> _CHALLENGE_:
Filter the entries and keep only the lines where the string "value" appears.

> _ENTRIES_:
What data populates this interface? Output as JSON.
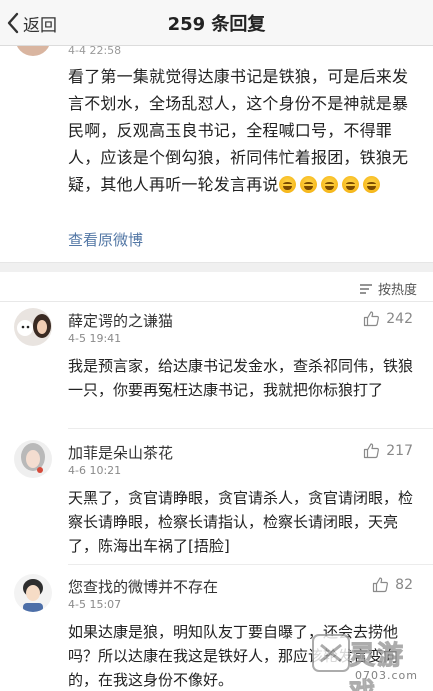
{
  "nav": {
    "back_label": "返回",
    "title": "259 条回复"
  },
  "post": {
    "time": "4-4 22:58",
    "text": "看了第一集就觉得达康书记是铁狼，可是后来发言不划水，全场乱怼人，这个身份不是神就是暴民啊，反观高玉良书记，全程喊口号，不得罪人，应该是个倒勾狼，祈同伟忙着报团，铁狼无疑，其他人再听一轮发言再说",
    "emoji": "laugh-cry-emoji",
    "emoji_count": 5,
    "view_original": "查看原微博"
  },
  "sort": {
    "label": "按热度",
    "icon": "sort-icon"
  },
  "comments": [
    {
      "name": "薛定谔的之谦猫",
      "time": "4-5 19:41",
      "likes": "242",
      "text": "我是预言家，给达康书记发金水，查杀祁同伟，铁狼一只，你要再冤枉达康书记，我就把你标狼打了"
    },
    {
      "name": "加菲是朵山茶花",
      "time": "4-6 10:21",
      "likes": "217",
      "text": "天黑了，贪官请睁眼，贪官请杀人，贪官请闭眼，检察长请睁眼，检察长请指认，检察长请闭眼，天亮了，陈海出车祸了[捂脸]"
    },
    {
      "name": "您查找的微博并不存在",
      "time": "4-5 15:07",
      "likes": "82",
      "text": "如果达康是狼，明知队友丁要自曝了，还会去捞他吗？所以达康在我这是铁好人，那应该轮发言变向的，在我这身份不像好。"
    }
  ],
  "colors": {
    "link": "#5478a6",
    "nav_bg": "#f7f7f7",
    "text": "#222222",
    "meta": "#8a8a8a"
  },
  "watermark": {
    "text": "灵游戏",
    "url": "0703.com"
  }
}
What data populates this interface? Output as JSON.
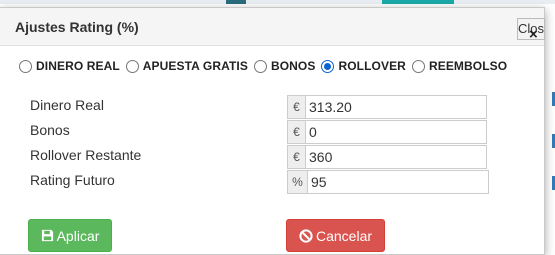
{
  "modal": {
    "title": "Ajustes Rating (%)",
    "close_label": "Close",
    "close_icon": "×"
  },
  "radio_options": [
    {
      "label": "DINERO REAL",
      "checked": false
    },
    {
      "label": "APUESTA GRATIS",
      "checked": false
    },
    {
      "label": "BONOS",
      "checked": false
    },
    {
      "label": "ROLLOVER",
      "checked": true
    },
    {
      "label": "REEMBOLSO",
      "checked": false
    }
  ],
  "fields": [
    {
      "label": "Dinero Real",
      "addon": "€",
      "value": "313.20"
    },
    {
      "label": "Bonos",
      "addon": "€",
      "value": "0"
    },
    {
      "label": "Rollover Restante",
      "addon": "€",
      "value": "360"
    },
    {
      "label": "Rating Futuro",
      "addon": "%",
      "value": "95"
    }
  ],
  "buttons": {
    "apply_label": "Aplicar",
    "cancel_label": "Cancelar"
  },
  "colors": {
    "apply": "#5cb85c",
    "cancel": "#d9534f",
    "radio_checked": "#0b63ce"
  },
  "icons": {
    "apply": "save-icon",
    "cancel": "ban-icon"
  }
}
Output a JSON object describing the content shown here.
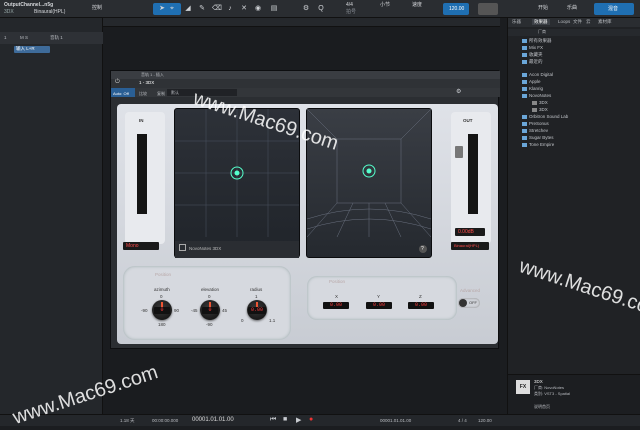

> _SOLUTION TO THIS TASK_:
      "value": "313.20"
      "value": "0"
      "value": "360"
      "value": "95"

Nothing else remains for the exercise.